Oleh karena itu, pemerintah terus memacu kinerja industri TPT. Apalagi sektor ini tergolong padat karya dan berorientasi ekspor sehingga memberikan kontribusi yang signifikan bagi perekonomian kita, ujarnya. Beberapa langkah strategis telah disiapkan agar industri TPT nasional bisa memasuki era digital.
Misalnya, selama tiga hingga lima tahun ke depan, Kemenperin fokus mendongkrak kemampuan di sektor hulu untuk meningkatkan produksi serat sintetis. Upaya yang dilakukan, antara lain menjalin kerja sama atau menarik investasi perusahaan penghasil serat berkualitas. Ini juga bertujuan guna menguragi impor.
————
= LATIHAN SOAL =
**1.** Jawablah pertanyaan berikut berdasarkan teks tentang industri TPT.
(a) Sektor TPT tergolong sektor apa, dan ke mana orientasinya?
(b) Selama berapa tahun ke depan Kemenperin fokus mendongkrak kemampuan di sektor hulu?
(c) Produksi apa yang hendak ditingkatkan melalui upaya di sektor hulu itu?
**2.** Salin persis bagian catatan yang diawali baris berisi "290, 1441, 319]" dan diakhiri baris berisi "1788, 1460, 1817]", termasuk kedua baris tersebut.
————
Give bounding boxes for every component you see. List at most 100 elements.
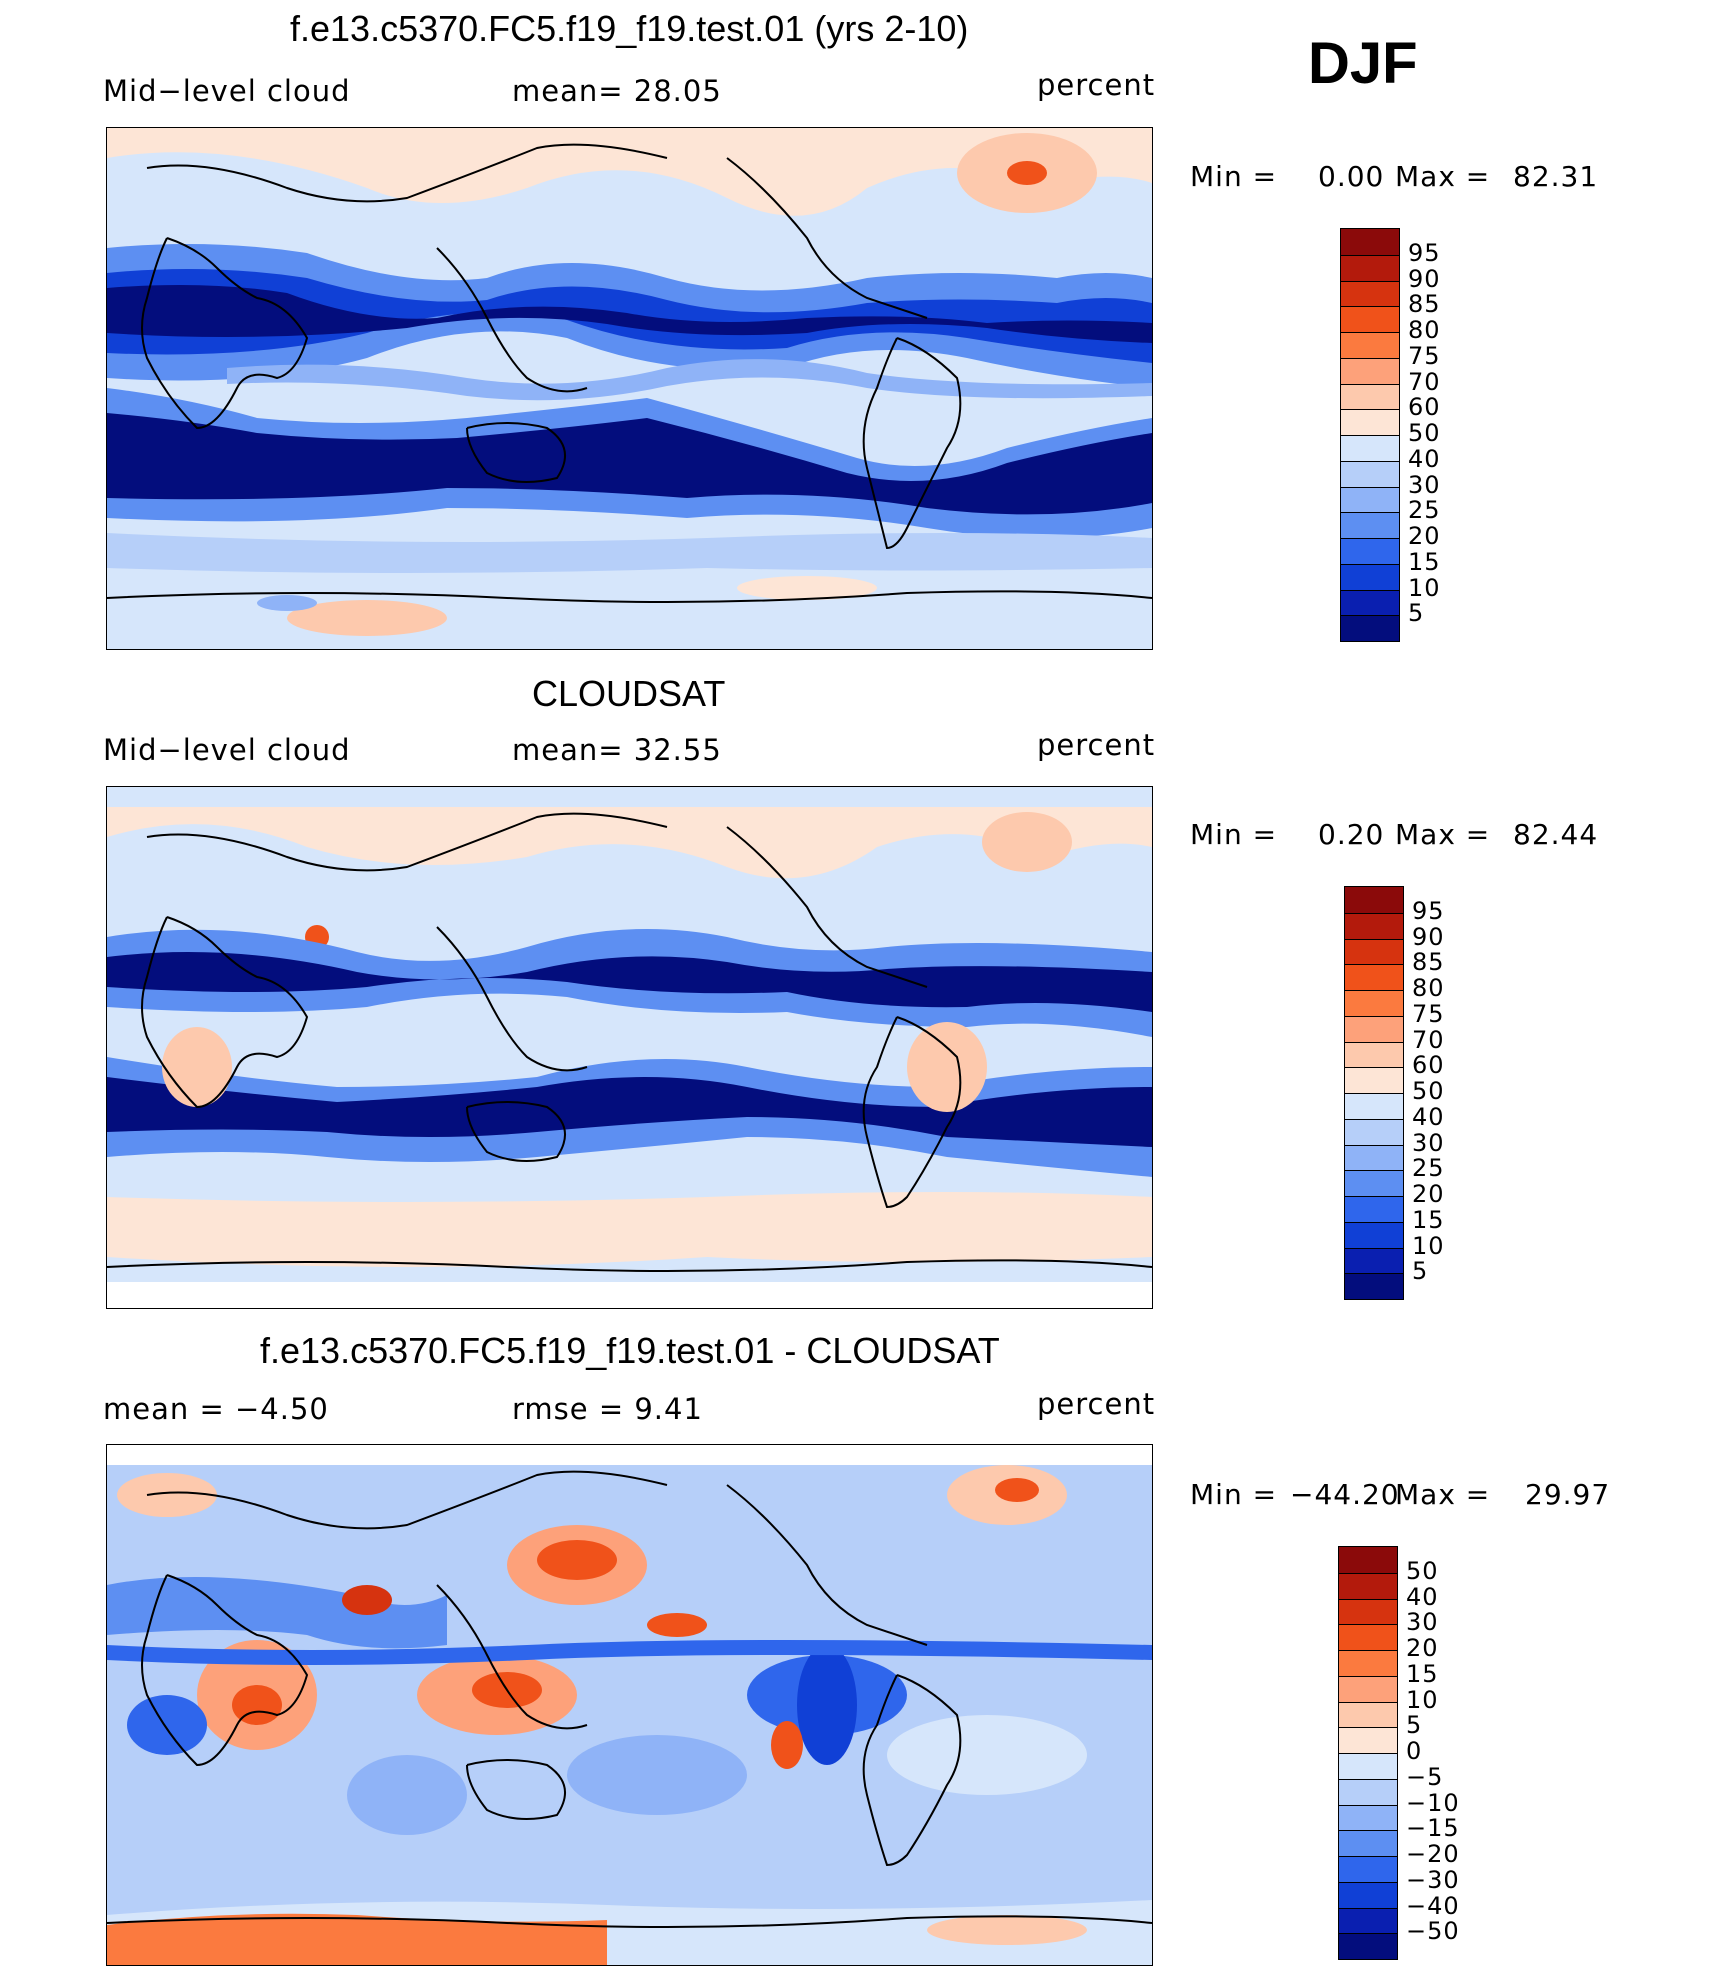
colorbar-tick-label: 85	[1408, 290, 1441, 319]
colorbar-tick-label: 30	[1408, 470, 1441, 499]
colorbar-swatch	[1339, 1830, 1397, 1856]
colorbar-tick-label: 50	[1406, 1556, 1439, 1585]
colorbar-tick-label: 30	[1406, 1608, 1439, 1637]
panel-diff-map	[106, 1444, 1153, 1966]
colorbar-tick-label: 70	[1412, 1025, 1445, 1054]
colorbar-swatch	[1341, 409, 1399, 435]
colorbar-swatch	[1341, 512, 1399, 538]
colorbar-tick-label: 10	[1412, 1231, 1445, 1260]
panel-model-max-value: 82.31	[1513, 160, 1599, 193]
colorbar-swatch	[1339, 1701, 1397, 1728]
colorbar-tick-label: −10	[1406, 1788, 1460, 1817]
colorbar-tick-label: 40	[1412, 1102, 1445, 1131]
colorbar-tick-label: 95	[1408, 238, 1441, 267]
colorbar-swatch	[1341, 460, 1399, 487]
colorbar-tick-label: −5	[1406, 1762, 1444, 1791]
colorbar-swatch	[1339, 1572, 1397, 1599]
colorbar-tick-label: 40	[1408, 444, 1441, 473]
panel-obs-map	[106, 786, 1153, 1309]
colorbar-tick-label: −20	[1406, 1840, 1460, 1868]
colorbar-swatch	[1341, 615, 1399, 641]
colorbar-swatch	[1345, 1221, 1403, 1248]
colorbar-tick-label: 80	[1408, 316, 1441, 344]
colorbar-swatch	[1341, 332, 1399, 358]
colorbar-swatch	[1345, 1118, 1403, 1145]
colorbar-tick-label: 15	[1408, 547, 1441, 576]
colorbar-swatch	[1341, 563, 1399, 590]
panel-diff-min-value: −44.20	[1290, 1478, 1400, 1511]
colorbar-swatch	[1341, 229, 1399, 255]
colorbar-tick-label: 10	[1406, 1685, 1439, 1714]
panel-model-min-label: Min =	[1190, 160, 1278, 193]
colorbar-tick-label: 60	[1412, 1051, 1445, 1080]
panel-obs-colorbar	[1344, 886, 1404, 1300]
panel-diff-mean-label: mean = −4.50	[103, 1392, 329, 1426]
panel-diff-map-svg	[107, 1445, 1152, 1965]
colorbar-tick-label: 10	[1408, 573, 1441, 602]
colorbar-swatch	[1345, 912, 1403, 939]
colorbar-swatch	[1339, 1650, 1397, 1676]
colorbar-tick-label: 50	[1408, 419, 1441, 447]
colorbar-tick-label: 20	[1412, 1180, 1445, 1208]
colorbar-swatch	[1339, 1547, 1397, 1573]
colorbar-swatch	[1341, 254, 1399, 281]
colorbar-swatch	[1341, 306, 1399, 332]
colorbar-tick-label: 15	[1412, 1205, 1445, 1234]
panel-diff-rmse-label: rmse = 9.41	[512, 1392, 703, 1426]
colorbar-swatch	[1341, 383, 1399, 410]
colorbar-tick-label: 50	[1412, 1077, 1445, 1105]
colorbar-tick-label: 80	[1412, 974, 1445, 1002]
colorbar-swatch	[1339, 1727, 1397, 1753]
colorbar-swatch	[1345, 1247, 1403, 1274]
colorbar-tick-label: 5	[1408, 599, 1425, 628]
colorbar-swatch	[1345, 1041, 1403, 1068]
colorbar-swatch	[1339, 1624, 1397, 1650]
————
= PEMBAHASAN SOAL =
**1.**
(a) Padat karya dan berorientasi ekspor.
(b) Tiga hingga lima tahun ke depan.
(c) Serat sintetis.

**2.**
colorbar-tick-label: 85	[1408, 290, 1441, 319]
colorbar-tick-label: 30	[1408, 470, 1441, 499]
colorbar-swatch	[1339, 1830, 1397, 1856]
colorbar-tick-label: 50	[1406, 1556, 1439, 1585]
colorbar-tick-label: 30	[1406, 1608, 1439, 1637]
panel-diff-map	[106, 1444, 1153, 1966]
colorbar-tick-label: 70	[1412, 1025, 1445, 1054]
colorbar-swatch	[1341, 409, 1399, 435]
colorbar-swatch	[1341, 512, 1399, 538]
colorbar-tick-label: 10	[1412, 1231, 1445, 1260]
panel-model-max-value: 82.31	[1513, 160, 1599, 193]
colorbar-swatch	[1339, 1701, 1397, 1728]
colorbar-tick-label: −10	[1406, 1788, 1460, 1817]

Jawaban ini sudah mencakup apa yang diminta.